§ TASK TO CARRY OUT
Transcribe every entry word for word, leaving out all images.

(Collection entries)
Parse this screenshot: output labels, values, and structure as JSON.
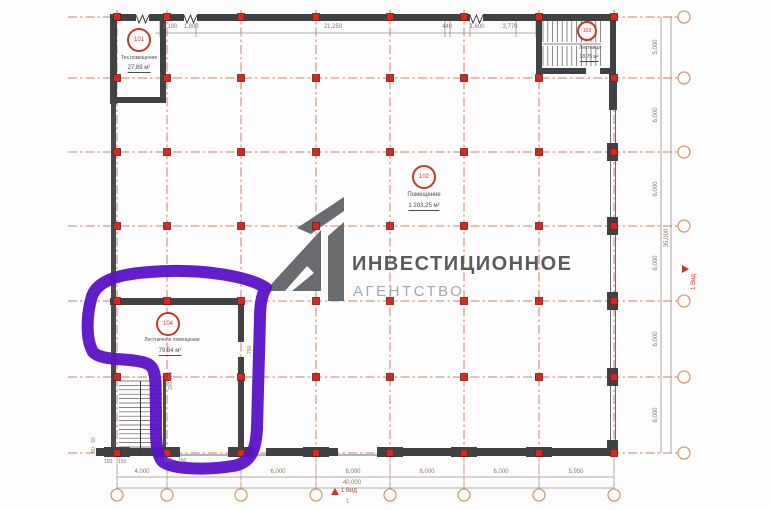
{
  "plan": {
    "watermark": {
      "line1": "ИНВЕСТИЦИОННОЕ",
      "line2": "АГЕНТСТВО"
    },
    "rooms": {
      "r101": {
        "number": "101",
        "name": "Тех.помещение",
        "area": "27,89 м²"
      },
      "r102": {
        "number": "102",
        "name": "Помещение",
        "area": "1 203,25 м²"
      },
      "r103": {
        "number": "103",
        "name": "Лестница",
        "area": "18,75 м²"
      },
      "r104": {
        "number": "104",
        "name": "Лестничное помещение",
        "area": "79,84 м²"
      }
    },
    "dims": {
      "top": {
        "d1": "1,100",
        "d2": "1,800",
        "d3": "21,250",
        "d4": "440",
        "d5": "1,600",
        "d6": "3,770"
      },
      "bottom": {
        "d1": "4,000",
        "d2": "6,000",
        "d3": "6,000",
        "d4": "6,000",
        "d5": "6,000",
        "d6": "5,950",
        "total": "40,000"
      },
      "right": {
        "d1": "5,000",
        "d2": "6,000",
        "d3": "6,000",
        "d4": "6,000",
        "d5": "6,000",
        "d6": "6,000",
        "total": "35,000"
      },
      "small": {
        "a": "150",
        "b": "150",
        "c": "150",
        "d": "150",
        "e": "50",
        "f": "50",
        "g": "750",
        "h": "200,100"
      }
    },
    "view_marker": {
      "label": "1 Вид",
      "number": "1"
    },
    "colors": {
      "grid_line": "#d08064",
      "grid_marker": "#cf2b24",
      "wall": "#3f4142",
      "annotation": "#5912c6",
      "logo": "#696b6e",
      "watermark_primary": "#5a5b5e",
      "watermark_secondary": "#a7a8ac"
    }
  }
}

§ WRITTEN SOLUTION
Parse this screenshot: output labels, values, and structure as JSON.
{
  "plan": {
    "watermark": {
      "line1": "ИНВЕСТИЦИОННОЕ",
      "line2": "АГЕНТСТВО"
    },
    "rooms": {
      "r101": {
        "number": "101",
        "name": "Тех.помещение",
        "area": "27,89 м²"
      },
      "r102": {
        "number": "102",
        "name": "Помещение",
        "area": "1 203,25 м²"
      },
      "r103": {
        "number": "103",
        "name": "Лестница",
        "area": "18,75 м²"
      },
      "r104": {
        "number": "104",
        "name": "Лестничное помещение",
        "area": "79,84 м²"
      }
    },
    "dims": {
      "top": {
        "d1": "1,100",
        "d2": "1,800",
        "d3": "21,250",
        "d4": "440",
        "d5": "1,600",
        "d6": "3,770"
      },
      "bottom": {
        "d1": "4,000",
        "d2": "6,000",
        "d3": "6,000",
        "d4": "6,000",
        "d5": "6,000",
        "d6": "5,950",
        "total": "40,000"
      },
      "right": {
        "d1": "5,000",
        "d2": "6,000",
        "d3": "6,000",
        "d4": "6,000",
        "d5": "6,000",
        "d6": "6,000",
        "total": "35,000"
      },
      "small": {
        "a": "150",
        "b": "150",
        "c": "150",
        "d": "150",
        "e": "50",
        "f": "50",
        "g": "750",
        "h": "200,100"
      }
    },
    "view_marker": {
      "label": "1 Вид",
      "number": "1"
    },
    "colors": {
      "grid_line": "#d08064",
      "grid_marker": "#cf2b24",
      "wall": "#3f4142",
      "annotation": "#5912c6",
      "logo": "#696b6e",
      "watermark_primary": "#5a5b5e",
      "watermark_secondary": "#a7a8ac"
    }
  }
}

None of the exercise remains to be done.